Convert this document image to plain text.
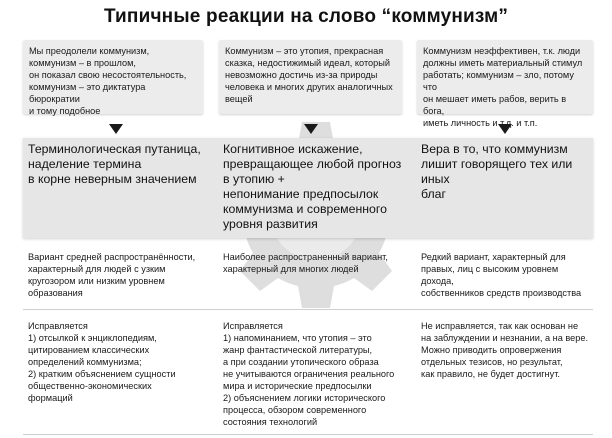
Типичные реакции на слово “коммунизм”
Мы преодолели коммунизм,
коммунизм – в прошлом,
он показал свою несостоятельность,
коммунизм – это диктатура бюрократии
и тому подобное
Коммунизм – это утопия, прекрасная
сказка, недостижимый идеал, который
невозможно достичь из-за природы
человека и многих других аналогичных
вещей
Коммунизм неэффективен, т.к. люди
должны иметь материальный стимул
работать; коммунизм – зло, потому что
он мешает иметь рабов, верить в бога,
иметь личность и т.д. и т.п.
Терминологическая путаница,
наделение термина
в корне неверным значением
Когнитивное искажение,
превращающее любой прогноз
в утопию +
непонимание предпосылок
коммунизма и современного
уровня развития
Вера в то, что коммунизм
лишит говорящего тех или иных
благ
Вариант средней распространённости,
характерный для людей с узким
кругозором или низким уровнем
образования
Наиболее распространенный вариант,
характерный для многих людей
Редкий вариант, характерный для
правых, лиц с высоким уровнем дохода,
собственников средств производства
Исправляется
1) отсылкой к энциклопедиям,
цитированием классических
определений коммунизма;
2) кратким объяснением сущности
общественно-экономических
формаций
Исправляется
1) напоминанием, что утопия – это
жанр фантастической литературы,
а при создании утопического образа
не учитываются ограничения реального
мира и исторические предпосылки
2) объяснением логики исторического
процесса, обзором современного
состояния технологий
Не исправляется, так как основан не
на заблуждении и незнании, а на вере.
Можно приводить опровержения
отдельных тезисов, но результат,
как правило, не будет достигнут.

...

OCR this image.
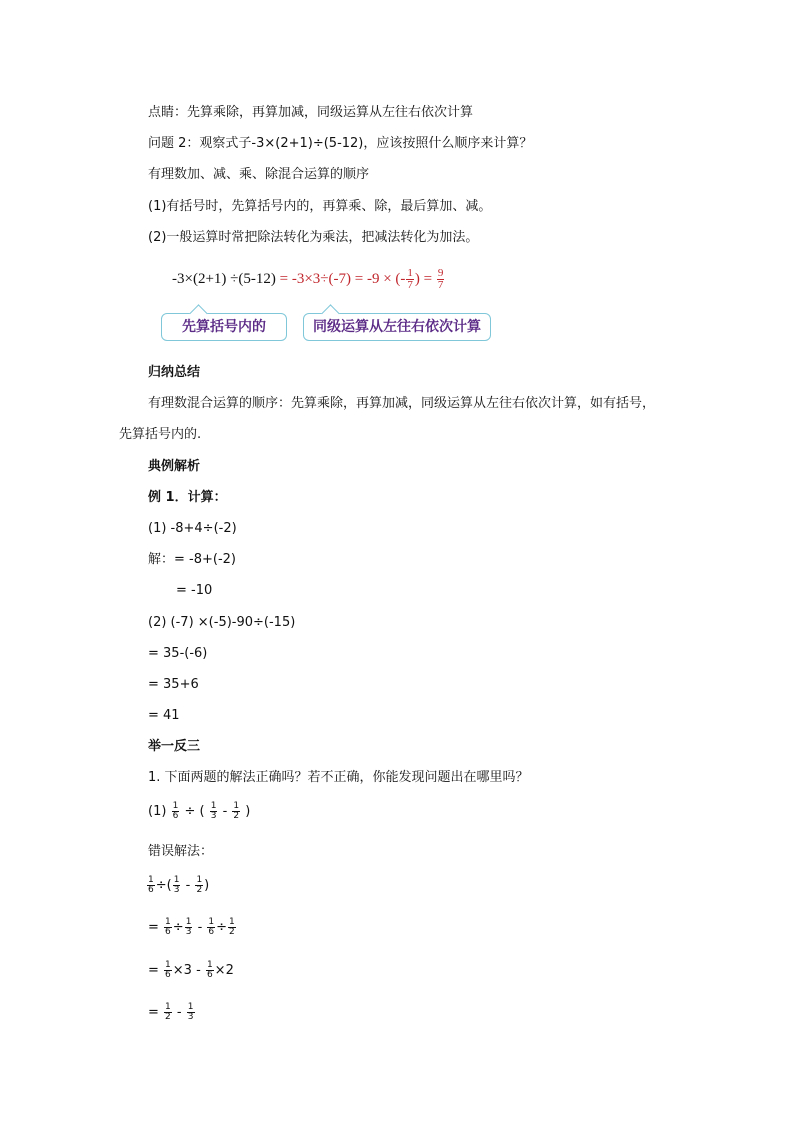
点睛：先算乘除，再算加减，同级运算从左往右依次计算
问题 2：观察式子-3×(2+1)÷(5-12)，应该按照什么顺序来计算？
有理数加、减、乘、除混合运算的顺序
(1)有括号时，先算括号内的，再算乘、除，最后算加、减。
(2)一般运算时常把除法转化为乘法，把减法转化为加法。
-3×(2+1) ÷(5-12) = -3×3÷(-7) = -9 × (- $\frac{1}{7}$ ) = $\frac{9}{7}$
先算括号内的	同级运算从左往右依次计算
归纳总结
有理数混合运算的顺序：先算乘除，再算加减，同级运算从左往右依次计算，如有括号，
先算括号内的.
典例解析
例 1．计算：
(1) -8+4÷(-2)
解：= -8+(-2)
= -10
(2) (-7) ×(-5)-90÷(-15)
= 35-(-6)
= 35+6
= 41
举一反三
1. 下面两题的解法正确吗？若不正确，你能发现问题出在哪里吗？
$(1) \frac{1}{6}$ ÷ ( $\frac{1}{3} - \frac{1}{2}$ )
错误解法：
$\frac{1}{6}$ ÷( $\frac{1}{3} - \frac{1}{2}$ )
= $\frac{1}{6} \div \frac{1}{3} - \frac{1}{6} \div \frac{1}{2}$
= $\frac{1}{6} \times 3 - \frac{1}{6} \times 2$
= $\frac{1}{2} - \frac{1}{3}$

---

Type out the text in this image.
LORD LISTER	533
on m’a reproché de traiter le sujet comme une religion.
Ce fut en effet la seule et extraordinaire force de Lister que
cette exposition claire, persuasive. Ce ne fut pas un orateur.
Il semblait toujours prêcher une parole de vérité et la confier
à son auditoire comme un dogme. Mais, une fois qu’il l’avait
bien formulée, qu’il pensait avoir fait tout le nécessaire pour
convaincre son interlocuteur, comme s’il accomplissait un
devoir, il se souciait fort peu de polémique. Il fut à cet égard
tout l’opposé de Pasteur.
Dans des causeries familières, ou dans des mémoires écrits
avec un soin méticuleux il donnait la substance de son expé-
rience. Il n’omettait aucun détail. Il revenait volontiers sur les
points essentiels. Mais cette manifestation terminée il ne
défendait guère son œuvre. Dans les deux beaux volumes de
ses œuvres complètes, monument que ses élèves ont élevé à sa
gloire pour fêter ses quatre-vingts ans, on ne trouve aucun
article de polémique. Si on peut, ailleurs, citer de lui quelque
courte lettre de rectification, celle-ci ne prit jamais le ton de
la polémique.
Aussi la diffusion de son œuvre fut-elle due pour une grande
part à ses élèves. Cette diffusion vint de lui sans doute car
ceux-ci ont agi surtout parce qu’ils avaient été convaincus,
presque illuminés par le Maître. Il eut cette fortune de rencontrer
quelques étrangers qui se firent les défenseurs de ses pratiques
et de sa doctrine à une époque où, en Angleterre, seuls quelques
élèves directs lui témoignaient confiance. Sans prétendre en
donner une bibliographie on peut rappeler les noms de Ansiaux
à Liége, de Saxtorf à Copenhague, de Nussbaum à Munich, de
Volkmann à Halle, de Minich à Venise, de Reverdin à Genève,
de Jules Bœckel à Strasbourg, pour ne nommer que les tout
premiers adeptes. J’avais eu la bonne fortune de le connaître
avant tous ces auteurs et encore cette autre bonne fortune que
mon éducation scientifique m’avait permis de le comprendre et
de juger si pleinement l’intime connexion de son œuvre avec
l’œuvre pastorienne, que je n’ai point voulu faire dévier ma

■ Problem ■
Collect, from the material above, every line containing the word "уровнем".

■ Output below ■
кругозором или низким уровнем
правых, лиц с высоким уровнем дохода,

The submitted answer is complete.